# Problem requirements:
Without the pictures, copy the entries below word for word.

# Data lines:
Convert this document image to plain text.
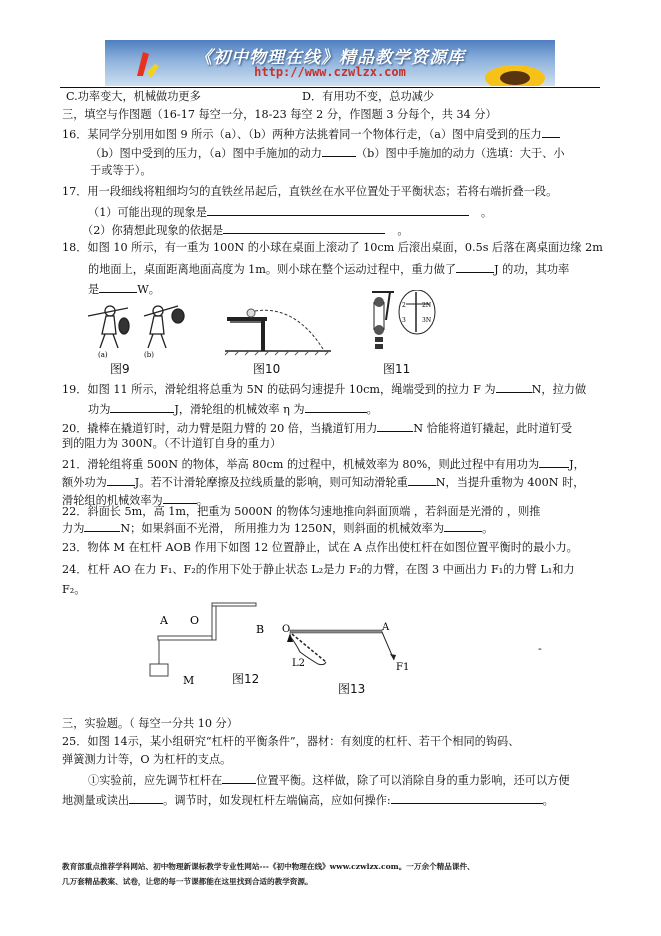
《初中物理在线》精品教学资源库
http://www.czwlzx.com
C.功率变大，机械做功更多	D．有用功不变，总功减少
三，填空与作图题（16-17 每空一分，18-23 每空 2 分，作图题 3 分每个，共 34 分）
16．某同学分别用如图 9 所示（a）、（b）两种方法挑着同一个物体行走，（a）图中肩受到的压力
（b）图中受到的压力，（a）图中手施加的动力	（b）图中手施加的动力（选填：大于、小
于或等于）。
17．用一段细线将粗细均匀的直铁丝吊起后，直铁丝在水平位置处于平衡状态；若将右端折叠一段。
（1）可能出现的现象是	。
（2）你猜想此现象的依据是	。
18．如图 10 所示，有一重为 100N 的小球在桌面上滚动了 10cm 后滚出桌面，0.5s 后落在离桌面边缘 2m
的地面上，桌面距离地面高度为 1m。则小球在整个运动过程中，重力做了	J 的功，其功率
是	W。
(a)	(b)
图9	图10
2	2N
3	3N
图11
19．如图 11 所示，滑轮组将总重为 5N 的砝码匀速提升 10cm，绳端受到的拉力 F 为	N，拉力做
功为	J，滑轮组的机械效率 η 为	。
20．撬棒在撬道钉时，动力臂是阻力臂的 20 倍，当撬道钉用力	N 恰能将道钉撬起，此时道钉受
到的阻力为 300N。（不计道钉自身的重力）
21．滑轮组将重 500N 的物体，举高 80cm 的过程中，机械效率为 80%，则此过程中有用功为	J，
额外功为	J。若不计滑轮摩擦及拉线质量的影响，则可知动滑轮重	N，当提升重物为 400N 时，
滑轮组的机械效率为	。
22．斜面长 5m，高 1m，把重为 5000N 的物体匀速地推向斜面顶端 ，若斜面是光滑的 ，则推
力为	N；如果斜面不光滑， 所用推力为 1250N，则斜面的机械效率为	。
23．物体 M 在杠杆 AOB 作用下如图 12 位置静止，试在 A 点作出使杠杆在如图位置平衡时的最小力。
24．杠杆 AO 在力 F₁、F₂的作用下处于静止状态 L₂是力 F₂的力臂，在图 3 中画出力 F₁的力臂 L₁和力
F₂。
A O
B
M	图12
O	A
L2	F1
图13
-
三，实验题。（ 每空一分共 10 分）
25．如图 14示，某小组研究“杠杆的平衡条件”，器材：有刻度的杠杆、若干个相同的钩码、
弹簧测力计等，O 为杠杆的支点。
①实验前，应先调节杠杆在	位置平衡。这样做，除了可以消除自身的重力影响，还可以方便
地测量或读出	。调节时，如发现杠杆左端偏高，应如何操作:	。
教育部重点推荐学科网站、初中物理新课标教学专业性网站---《初中物理在线》www.czwlzx.com。一万余个精品课件、
几万套精品教案、试卷，让您的每一节课都能在这里找到合适的教学资源。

# Response to the exercise:
Convert this document image to plain text.
《初中物理在线》精品教学资源库
http://www.czwlzx.com
C.功率变大，机械做功更多	D．有用功不变，总功减少
三，填空与作图题（16-17 每空一分，18-23 每空 2 分，作图题 3 分每个，共 34 分）
16．某同学分别用如图 9 所示（a）、（b）两种方法挑着同一个物体行走，（a）图中肩受到的压力
（b）图中受到的压力，（a）图中手施加的动力	（b）图中手施加的动力（选填：大于、小
于或等于）。
17．用一段细线将粗细均匀的直铁丝吊起后，直铁丝在水平位置处于平衡状态；若将右端折叠一段。
（1）可能出现的现象是	。
（2）你猜想此现象的依据是	。
18．如图 10 所示，有一重为 100N 的小球在桌面上滚动了 10cm 后滚出桌面，0.5s 后落在离桌面边缘 2m
的地面上，桌面距离地面高度为 1m。则小球在整个运动过程中，重力做了	J 的功，其功率
是	W。
(a)	(b)
图9	图10
2	2N
3	3N
图11
19．如图 11 所示，滑轮组将总重为 5N 的砝码匀速提升 10cm，绳端受到的拉力 F 为	N，拉力做
功为	J，滑轮组的机械效率 η 为	。
20．撬棒在撬道钉时，动力臂是阻力臂的 20 倍，当撬道钉用力	N 恰能将道钉撬起，此时道钉受
到的阻力为 300N。（不计道钉自身的重力）
21．滑轮组将重 500N 的物体，举高 80cm 的过程中，机械效率为 80%，则此过程中有用功为	J，
额外功为	J。若不计滑轮摩擦及拉线质量的影响，则可知动滑轮重	N，当提升重物为 400N 时，
滑轮组的机械效率为	。
22．斜面长 5m，高 1m，把重为 5000N 的物体匀速地推向斜面顶端 ，若斜面是光滑的 ，则推
力为	N；如果斜面不光滑， 所用推力为 1250N，则斜面的机械效率为	。
23．物体 M 在杠杆 AOB 作用下如图 12 位置静止，试在 A 点作出使杠杆在如图位置平衡时的最小力。
24．杠杆 AO 在力 F₁、F₂的作用下处于静止状态 L₂是力 F₂的力臂，在图 3 中画出力 F₁的力臂 L₁和力
F₂。
A O
B
M	图12
O	A
L2	F1
图13
-
三，实验题。（ 每空一分共 10 分）
25．如图 14示，某小组研究“杠杆的平衡条件”，器材：有刻度的杠杆、若干个相同的钩码、
弹簧测力计等，O 为杠杆的支点。
①实验前，应先调节杠杆在	位置平衡。这样做，除了可以消除自身的重力影响，还可以方便
地测量或读出	。调节时，如发现杠杆左端偏高，应如何操作:	。
教育部重点推荐学科网站、初中物理新课标教学专业性网站---《初中物理在线》www.czwlzx.com。一万余个精品课件、
几万套精品教案、试卷，让您的每一节课都能在这里找到合适的教学资源。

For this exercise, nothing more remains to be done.